### Your task
Find the lines containing the word "grilling" and copy every one of them.

(Stored items)
════════════════════

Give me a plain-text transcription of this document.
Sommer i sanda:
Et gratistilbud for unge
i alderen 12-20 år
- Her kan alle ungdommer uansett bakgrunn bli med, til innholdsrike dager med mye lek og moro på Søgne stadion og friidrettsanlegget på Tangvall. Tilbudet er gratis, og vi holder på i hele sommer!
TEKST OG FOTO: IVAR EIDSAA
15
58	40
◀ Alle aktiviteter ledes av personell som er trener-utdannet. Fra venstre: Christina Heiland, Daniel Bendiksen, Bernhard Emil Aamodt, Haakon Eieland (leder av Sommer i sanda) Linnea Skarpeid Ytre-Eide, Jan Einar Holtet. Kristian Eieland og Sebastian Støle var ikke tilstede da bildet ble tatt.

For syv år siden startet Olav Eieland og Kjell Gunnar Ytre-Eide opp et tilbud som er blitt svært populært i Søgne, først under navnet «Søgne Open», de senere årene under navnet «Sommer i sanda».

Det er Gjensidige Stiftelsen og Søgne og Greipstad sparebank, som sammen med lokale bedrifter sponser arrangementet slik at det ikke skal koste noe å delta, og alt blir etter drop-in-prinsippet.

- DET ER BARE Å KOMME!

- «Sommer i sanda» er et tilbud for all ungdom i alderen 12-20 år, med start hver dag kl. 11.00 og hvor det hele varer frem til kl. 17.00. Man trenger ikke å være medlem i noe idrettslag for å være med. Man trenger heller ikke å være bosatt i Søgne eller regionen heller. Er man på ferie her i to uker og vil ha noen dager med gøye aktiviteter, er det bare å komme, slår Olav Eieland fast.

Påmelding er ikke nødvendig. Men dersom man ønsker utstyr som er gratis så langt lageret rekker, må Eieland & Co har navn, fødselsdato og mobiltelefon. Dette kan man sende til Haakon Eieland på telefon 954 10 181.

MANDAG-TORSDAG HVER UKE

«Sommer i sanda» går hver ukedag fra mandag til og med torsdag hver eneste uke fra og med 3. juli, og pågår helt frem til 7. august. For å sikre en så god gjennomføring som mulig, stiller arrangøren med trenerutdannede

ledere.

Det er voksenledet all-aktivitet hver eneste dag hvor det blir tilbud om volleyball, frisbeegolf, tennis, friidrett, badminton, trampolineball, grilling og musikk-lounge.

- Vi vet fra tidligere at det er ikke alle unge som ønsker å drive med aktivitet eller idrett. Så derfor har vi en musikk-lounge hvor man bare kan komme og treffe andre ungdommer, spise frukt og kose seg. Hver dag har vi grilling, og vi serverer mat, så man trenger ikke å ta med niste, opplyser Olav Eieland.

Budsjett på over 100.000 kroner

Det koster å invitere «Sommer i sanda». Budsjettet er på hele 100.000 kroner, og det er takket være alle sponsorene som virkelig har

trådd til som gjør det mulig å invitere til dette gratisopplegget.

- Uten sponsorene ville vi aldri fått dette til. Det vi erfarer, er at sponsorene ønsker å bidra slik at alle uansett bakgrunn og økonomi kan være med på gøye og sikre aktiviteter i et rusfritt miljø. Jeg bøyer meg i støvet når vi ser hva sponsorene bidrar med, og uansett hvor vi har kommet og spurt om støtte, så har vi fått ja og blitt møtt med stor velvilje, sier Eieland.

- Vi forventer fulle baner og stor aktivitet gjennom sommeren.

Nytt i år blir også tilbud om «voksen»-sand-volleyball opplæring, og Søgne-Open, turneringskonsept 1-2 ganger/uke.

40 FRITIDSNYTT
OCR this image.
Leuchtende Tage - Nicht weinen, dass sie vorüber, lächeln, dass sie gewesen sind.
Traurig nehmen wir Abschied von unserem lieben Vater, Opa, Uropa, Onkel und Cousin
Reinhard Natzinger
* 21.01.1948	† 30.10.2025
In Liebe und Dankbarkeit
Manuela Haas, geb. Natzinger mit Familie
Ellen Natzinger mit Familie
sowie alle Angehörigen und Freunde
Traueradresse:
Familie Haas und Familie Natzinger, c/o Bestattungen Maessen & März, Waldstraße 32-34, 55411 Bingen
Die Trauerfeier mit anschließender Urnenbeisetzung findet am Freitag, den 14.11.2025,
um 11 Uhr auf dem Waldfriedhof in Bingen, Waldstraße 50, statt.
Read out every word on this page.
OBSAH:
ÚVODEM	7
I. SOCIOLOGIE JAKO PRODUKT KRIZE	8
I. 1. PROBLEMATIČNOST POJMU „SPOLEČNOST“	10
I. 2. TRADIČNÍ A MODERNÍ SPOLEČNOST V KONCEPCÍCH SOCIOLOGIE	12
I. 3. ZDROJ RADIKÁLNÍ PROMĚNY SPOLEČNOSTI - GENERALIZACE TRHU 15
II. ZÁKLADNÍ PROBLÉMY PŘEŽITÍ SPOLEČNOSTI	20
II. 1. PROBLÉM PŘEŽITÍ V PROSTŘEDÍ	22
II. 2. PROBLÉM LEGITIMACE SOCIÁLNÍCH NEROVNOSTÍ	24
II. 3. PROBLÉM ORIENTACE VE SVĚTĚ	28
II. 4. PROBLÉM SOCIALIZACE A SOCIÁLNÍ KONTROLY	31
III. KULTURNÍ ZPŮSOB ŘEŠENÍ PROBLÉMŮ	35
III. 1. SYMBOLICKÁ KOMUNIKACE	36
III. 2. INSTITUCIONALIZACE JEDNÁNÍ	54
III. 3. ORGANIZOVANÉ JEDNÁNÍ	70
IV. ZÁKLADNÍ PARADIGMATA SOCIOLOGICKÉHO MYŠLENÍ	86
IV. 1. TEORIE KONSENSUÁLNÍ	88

════════════════════

### Answer
Det er voksenledet all-aktivitet hver eneste dag hvor det blir tilbud om volleyball, frisbeegolf, tennis, friidrett, badminton, trampolineball, grilling og musikk-lounge.
- Vi vet fra tidligere at det er ikke alle unge som ønsker å drive med aktivitet eller idrett. Så derfor har vi en musikk-lounge hvor man bare kan komme og treffe andre ungdommer, spise frukt og kose seg. Hver dag har vi grilling, og vi serverer mat, så man trenger ikke å ta med niste, opplyser Olav Eieland.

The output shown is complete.